• Stored data entries:
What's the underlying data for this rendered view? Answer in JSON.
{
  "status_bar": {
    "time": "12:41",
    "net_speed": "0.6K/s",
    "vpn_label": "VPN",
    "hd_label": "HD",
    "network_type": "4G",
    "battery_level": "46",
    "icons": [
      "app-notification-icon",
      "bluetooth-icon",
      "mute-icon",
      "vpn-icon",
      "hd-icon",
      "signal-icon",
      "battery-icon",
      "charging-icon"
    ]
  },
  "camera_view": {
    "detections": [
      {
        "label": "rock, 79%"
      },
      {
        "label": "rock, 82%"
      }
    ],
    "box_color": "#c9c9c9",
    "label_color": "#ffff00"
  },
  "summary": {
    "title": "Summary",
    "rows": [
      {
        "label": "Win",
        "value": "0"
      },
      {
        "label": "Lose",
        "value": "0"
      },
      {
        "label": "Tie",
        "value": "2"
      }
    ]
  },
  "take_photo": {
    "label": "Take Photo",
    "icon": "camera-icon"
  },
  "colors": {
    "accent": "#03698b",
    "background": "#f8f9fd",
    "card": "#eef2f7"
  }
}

• DIRECTIONS FOR THIS TASK:
Quote the entire listing above exactly.

• OUTPUT OF THE EXERCISE:
What's the underlying data for this rendered view? Answer in JSON.
{
  "status_bar": {
    "time": "12:41",
    "net_speed": "0.6K/s",
    "vpn_label": "VPN",
    "hd_label": "HD",
    "network_type": "4G",
    "battery_level": "46",
    "icons": [
      "app-notification-icon",
      "bluetooth-icon",
      "mute-icon",
      "vpn-icon",
      "hd-icon",
      "signal-icon",
      "battery-icon",
      "charging-icon"
    ]
  },
  "camera_view": {
    "detections": [
      {
        "label": "rock, 79%"
      },
      {
        "label": "rock, 82%"
      }
    ],
    "box_color": "#c9c9c9",
    "label_color": "#ffff00"
  },
  "summary": {
    "title": "Summary",
    "rows": [
      {
        "label": "Win",
        "value": "0"
      },
      {
        "label": "Lose",
        "value": "0"
      },
      {
        "label": "Tie",
        "value": "2"
      }
    ]
  },
  "take_photo": {
    "label": "Take Photo",
    "icon": "camera-icon"
  },
  "colors": {
    "accent": "#03698b",
    "background": "#f8f9fd",
    "card": "#eef2f7"
  }
}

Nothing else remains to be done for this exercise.